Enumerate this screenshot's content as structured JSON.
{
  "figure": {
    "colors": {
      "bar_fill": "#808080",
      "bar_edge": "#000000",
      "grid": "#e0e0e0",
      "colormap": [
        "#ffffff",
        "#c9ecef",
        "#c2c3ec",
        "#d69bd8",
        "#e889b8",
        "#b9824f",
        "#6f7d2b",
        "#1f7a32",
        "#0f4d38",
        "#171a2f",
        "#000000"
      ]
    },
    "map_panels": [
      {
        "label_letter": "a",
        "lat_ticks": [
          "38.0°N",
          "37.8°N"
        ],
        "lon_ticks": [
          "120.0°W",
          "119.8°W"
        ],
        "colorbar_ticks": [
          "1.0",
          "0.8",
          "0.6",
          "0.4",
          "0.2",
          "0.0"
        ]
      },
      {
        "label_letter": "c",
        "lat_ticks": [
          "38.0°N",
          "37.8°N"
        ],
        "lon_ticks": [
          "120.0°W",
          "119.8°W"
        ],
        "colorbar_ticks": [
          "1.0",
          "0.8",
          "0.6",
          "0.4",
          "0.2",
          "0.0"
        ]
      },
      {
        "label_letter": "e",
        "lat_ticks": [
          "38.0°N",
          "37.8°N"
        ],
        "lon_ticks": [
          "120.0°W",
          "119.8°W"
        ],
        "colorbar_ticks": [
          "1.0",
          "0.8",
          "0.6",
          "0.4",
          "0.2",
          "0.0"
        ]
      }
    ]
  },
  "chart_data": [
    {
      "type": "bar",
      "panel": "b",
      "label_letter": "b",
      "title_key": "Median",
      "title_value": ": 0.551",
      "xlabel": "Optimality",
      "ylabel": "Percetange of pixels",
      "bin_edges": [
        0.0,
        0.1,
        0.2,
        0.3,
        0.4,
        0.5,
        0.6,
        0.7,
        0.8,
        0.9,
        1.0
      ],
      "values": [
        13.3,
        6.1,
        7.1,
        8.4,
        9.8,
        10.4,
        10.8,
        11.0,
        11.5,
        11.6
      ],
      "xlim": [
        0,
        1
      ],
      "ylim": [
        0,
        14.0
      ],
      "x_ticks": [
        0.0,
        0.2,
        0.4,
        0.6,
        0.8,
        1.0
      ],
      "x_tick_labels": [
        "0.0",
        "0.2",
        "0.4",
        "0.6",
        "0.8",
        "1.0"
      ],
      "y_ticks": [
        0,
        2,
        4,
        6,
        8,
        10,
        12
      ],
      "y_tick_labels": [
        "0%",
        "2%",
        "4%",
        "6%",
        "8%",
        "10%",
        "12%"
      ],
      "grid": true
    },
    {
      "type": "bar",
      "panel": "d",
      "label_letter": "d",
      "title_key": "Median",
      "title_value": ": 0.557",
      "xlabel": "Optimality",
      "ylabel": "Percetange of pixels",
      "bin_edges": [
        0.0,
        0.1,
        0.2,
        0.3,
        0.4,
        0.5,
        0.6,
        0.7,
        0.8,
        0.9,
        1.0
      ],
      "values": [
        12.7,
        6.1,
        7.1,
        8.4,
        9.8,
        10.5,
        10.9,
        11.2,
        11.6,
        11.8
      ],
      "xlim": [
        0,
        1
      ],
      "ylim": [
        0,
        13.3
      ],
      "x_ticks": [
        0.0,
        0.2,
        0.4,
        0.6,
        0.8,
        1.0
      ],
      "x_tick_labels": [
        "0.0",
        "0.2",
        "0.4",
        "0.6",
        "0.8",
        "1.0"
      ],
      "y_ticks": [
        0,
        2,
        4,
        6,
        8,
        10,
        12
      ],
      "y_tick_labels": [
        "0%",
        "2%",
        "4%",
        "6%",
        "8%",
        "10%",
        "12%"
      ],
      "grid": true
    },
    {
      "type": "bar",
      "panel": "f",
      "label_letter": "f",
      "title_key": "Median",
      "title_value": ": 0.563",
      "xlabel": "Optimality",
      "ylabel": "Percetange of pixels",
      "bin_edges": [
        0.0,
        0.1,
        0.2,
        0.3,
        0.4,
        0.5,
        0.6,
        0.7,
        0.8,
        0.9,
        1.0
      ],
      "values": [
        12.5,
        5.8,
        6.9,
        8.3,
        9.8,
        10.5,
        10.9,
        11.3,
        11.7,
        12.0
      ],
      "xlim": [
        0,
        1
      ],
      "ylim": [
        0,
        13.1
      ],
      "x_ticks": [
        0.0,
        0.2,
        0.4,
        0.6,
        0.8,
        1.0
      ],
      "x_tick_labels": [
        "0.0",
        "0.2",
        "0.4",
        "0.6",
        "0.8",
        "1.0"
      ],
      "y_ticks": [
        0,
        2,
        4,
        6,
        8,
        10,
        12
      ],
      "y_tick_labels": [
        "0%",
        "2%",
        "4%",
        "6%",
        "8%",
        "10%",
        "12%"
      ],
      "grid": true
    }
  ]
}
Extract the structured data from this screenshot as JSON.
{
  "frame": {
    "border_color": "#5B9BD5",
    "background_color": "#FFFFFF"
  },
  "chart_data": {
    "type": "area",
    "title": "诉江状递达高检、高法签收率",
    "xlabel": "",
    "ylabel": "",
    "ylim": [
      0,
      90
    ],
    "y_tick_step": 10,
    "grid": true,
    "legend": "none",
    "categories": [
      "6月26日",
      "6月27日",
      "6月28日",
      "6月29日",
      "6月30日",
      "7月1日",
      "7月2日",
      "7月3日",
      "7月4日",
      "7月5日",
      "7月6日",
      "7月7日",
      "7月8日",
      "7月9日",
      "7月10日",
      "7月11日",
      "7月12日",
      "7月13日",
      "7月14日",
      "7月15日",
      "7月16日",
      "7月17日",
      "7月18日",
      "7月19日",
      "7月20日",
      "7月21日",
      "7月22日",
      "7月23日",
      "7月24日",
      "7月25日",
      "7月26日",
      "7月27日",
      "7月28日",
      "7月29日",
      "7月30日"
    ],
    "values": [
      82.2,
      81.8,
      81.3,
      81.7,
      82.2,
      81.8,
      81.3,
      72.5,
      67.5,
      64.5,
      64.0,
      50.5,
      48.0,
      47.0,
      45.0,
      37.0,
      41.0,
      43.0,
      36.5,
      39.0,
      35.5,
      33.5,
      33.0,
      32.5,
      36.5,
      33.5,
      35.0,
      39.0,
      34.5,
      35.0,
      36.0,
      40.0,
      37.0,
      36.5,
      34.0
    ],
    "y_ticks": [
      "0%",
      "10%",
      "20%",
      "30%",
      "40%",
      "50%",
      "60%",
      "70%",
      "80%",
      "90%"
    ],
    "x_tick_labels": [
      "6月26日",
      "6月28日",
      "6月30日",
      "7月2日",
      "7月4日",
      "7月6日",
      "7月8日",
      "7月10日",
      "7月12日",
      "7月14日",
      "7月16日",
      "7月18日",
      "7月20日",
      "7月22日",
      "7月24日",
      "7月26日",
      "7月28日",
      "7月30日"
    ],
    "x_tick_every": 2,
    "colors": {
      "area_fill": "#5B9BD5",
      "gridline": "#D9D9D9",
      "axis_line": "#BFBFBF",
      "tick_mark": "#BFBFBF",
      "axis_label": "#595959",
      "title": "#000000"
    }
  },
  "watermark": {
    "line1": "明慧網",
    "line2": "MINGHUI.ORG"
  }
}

--------------------------------

■ **The problem**
Return a copy of every line that includes the word "structured".

■ **Complete answer**
Enumerate this screenshot's content as structured JSON.
Extract the structured data from this screenshot as JSON.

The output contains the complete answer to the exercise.